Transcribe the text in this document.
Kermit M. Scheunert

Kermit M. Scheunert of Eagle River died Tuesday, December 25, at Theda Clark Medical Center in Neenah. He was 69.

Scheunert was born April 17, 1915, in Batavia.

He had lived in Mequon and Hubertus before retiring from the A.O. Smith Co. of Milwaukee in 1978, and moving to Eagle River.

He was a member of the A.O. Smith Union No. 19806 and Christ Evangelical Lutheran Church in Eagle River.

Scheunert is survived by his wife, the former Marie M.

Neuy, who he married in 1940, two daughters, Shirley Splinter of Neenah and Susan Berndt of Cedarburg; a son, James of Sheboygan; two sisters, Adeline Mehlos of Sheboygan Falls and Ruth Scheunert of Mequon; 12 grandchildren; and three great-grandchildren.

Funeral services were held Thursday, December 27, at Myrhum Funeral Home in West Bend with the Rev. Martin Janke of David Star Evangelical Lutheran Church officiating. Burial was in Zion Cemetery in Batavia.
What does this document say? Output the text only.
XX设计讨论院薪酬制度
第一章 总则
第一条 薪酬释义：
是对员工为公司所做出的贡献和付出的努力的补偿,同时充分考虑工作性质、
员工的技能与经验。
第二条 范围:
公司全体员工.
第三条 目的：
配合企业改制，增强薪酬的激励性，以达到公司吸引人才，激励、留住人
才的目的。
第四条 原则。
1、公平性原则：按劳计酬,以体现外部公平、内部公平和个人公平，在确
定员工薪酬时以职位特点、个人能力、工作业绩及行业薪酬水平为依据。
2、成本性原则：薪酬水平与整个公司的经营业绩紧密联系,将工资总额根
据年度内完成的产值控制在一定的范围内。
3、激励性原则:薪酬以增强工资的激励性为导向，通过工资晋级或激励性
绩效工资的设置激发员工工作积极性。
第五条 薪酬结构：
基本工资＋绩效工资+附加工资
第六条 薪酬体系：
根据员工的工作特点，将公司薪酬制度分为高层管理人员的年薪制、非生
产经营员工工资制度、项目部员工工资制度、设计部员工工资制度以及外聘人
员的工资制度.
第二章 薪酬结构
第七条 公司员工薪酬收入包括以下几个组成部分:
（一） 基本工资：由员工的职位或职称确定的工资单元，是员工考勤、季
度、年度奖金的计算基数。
* * *
▶ _Required task_
Write the data out again in full and exactly.

▶ _Answer to the task_
Transcribe the text in this document.
Kermit M. Scheunert

Kermit M. Scheunert of Eagle River died Tuesday, December 25, at Theda Clark Medical Center in Neenah. He was 69.

Scheunert was born April 17, 1915, in Batavia.

He had lived in Mequon and Hubertus before retiring from the A.O. Smith Co. of Milwaukee in 1978, and moving to Eagle River.

He was a member of the A.O. Smith Union No. 19806 and Christ Evangelical Lutheran Church in Eagle River.

Scheunert is survived by his wife, the former Marie M.

Neuy, who he married in 1940, two daughters, Shirley Splinter of Neenah and Susan Berndt of Cedarburg; a son, James of Sheboygan; two sisters, Adeline Mehlos of Sheboygan Falls and Ruth Scheunert of Mequon; 12 grandchildren; and three great-grandchildren.

Funeral services were held Thursday, December 27, at Myrhum Funeral Home in West Bend with the Rev. Martin Janke of David Star Evangelical Lutheran Church officiating. Burial was in Zion Cemetery in Batavia.
What does this document say? Output the text only.
XX设计讨论院薪酬制度
第一章 总则
第一条 薪酬释义：
是对员工为公司所做出的贡献和付出的努力的补偿,同时充分考虑工作性质、
员工的技能与经验。
第二条 范围:
公司全体员工.
第三条 目的：
配合企业改制，增强薪酬的激励性，以达到公司吸引人才，激励、留住人
才的目的。
第四条 原则。
1、公平性原则：按劳计酬,以体现外部公平、内部公平和个人公平，在确
定员工薪酬时以职位特点、个人能力、工作业绩及行业薪酬水平为依据。
2、成本性原则：薪酬水平与整个公司的经营业绩紧密联系,将工资总额根
据年度内完成的产值控制在一定的范围内。
3、激励性原则:薪酬以增强工资的激励性为导向，通过工资晋级或激励性
绩效工资的设置激发员工工作积极性。
第五条 薪酬结构：
基本工资＋绩效工资+附加工资
第六条 薪酬体系：
根据员工的工作特点，将公司薪酬制度分为高层管理人员的年薪制、非生
产经营员工工资制度、项目部员工工资制度、设计部员工工资制度以及外聘人
员的工资制度.
第二章 薪酬结构
第七条 公司员工薪酬收入包括以下几个组成部分:
（一） 基本工资：由员工的职位或职称确定的工资单元，是员工考勤、季
度、年度奖金的计算基数。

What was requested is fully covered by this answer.